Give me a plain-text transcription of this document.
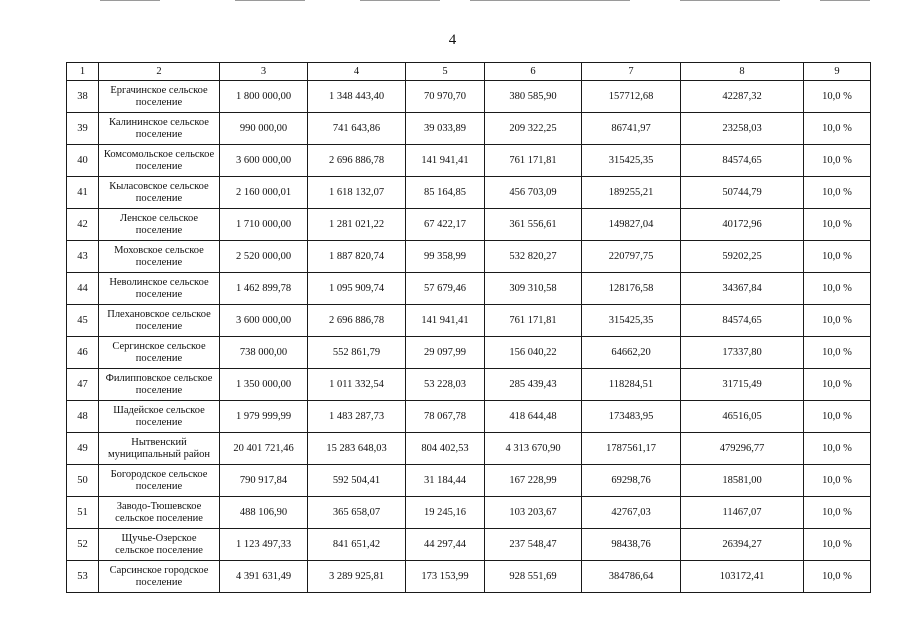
4
1	2	3	4	5	6	7	8	9
38	Ергачинское сельское поселение	1 800 000,00	1 348 443,40	70 970,70	380 585,90	157712,68	42287,32	10,0 %
39	Калининское сельское поселение	990 000,00	741 643,86	39 033,89	209 322,25	86741,97	23258,03	10,0 %
40	Комсомольское сельское поселение	3 600 000,00	2 696 886,78	141 941,41	761 171,81	315425,35	84574,65	10,0 %
41	Кыласовское сельское поселение	2 160 000,01	1 618 132,07	85 164,85	456 703,09	189255,21	50744,79	10,0 %
42	Ленское сельское поселение	1 710 000,00	1 281 021,22	67 422,17	361 556,61	149827,04	40172,96	10,0 %
43	Моховское сельское поселение	2 520 000,00	1 887 820,74	99 358,99	532 820,27	220797,75	59202,25	10,0 %
44	Неволинское сельское поселение	1 462 899,78	1 095 909,74	57 679,46	309 310,58	128176,58	34367,84	10,0 %
45	Плехановское сельское поселение	3 600 000,00	2 696 886,78	141 941,41	761 171,81	315425,35	84574,65	10,0 %
46	Сергинское сельское поселение	738 000,00	552 861,79	29 097,99	156 040,22	64662,20	17337,80	10,0 %
47	Филипповское сельское поселение	1 350 000,00	1 011 332,54	53 228,03	285 439,43	118284,51	31715,49	10,0 %
48	Шадейское сельское поселение	1 979 999,99	1 483 287,73	78 067,78	418 644,48	173483,95	46516,05	10,0 %
49	Нытвенский муниципальный район	20 401 721,46	15 283 648,03	804 402,53	4 313 670,90	1787561,17	479296,77	10,0 %
50	Богородское сельское поселение	790 917,84	592 504,41	31 184,44	167 228,99	69298,76	18581,00	10,0 %
51	Заводо-Тюшевское сельское поселение	488 106,90	365 658,07	19 245,16	103 203,67	42767,03	11467,07	10,0 %
52	Щучье-Озерское сельское поселение	1 123 497,33	841 651,42	44 297,44	237 548,47	98438,76	26394,27	10,0 %
53	Сарсинское городское поселение	4 391 631,49	3 289 925,81	173 153,99	928 551,69	384786,64	103172,41	10,0 %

******

→ GIVEN INSTRUCTION: Reproduce all entries without any change, and omit the pictures.

→ WRITTEN ANSWER:
Give me a plain-text transcription of this document.
4
1	2	3	4	5	6	7	8	9
38	Ергачинское сельское поселение	1 800 000,00	1 348 443,40	70 970,70	380 585,90	157712,68	42287,32	10,0 %
39	Калининское сельское поселение	990 000,00	741 643,86	39 033,89	209 322,25	86741,97	23258,03	10,0 %
40	Комсомольское сельское поселение	3 600 000,00	2 696 886,78	141 941,41	761 171,81	315425,35	84574,65	10,0 %
41	Кыласовское сельское поселение	2 160 000,01	1 618 132,07	85 164,85	456 703,09	189255,21	50744,79	10,0 %
42	Ленское сельское поселение	1 710 000,00	1 281 021,22	67 422,17	361 556,61	149827,04	40172,96	10,0 %
43	Моховское сельское поселение	2 520 000,00	1 887 820,74	99 358,99	532 820,27	220797,75	59202,25	10,0 %
44	Неволинское сельское поселение	1 462 899,78	1 095 909,74	57 679,46	309 310,58	128176,58	34367,84	10,0 %
45	Плехановское сельское поселение	3 600 000,00	2 696 886,78	141 941,41	761 171,81	315425,35	84574,65	10,0 %
46	Сергинское сельское поселение	738 000,00	552 861,79	29 097,99	156 040,22	64662,20	17337,80	10,0 %
47	Филипповское сельское поселение	1 350 000,00	1 011 332,54	53 228,03	285 439,43	118284,51	31715,49	10,0 %
48	Шадейское сельское поселение	1 979 999,99	1 483 287,73	78 067,78	418 644,48	173483,95	46516,05	10,0 %
49	Нытвенский муниципальный район	20 401 721,46	15 283 648,03	804 402,53	4 313 670,90	1787561,17	479296,77	10,0 %
50	Богородское сельское поселение	790 917,84	592 504,41	31 184,44	167 228,99	69298,76	18581,00	10,0 %
51	Заводо-Тюшевское сельское поселение	488 106,90	365 658,07	19 245,16	103 203,67	42767,03	11467,07	10,0 %
52	Щучье-Озерское сельское поселение	1 123 497,33	841 651,42	44 297,44	237 548,47	98438,76	26394,27	10,0 %
53	Сарсинское городское поселение	4 391 631,49	3 289 925,81	173 153,99	928 551,69	384786,64	103172,41	10,0 %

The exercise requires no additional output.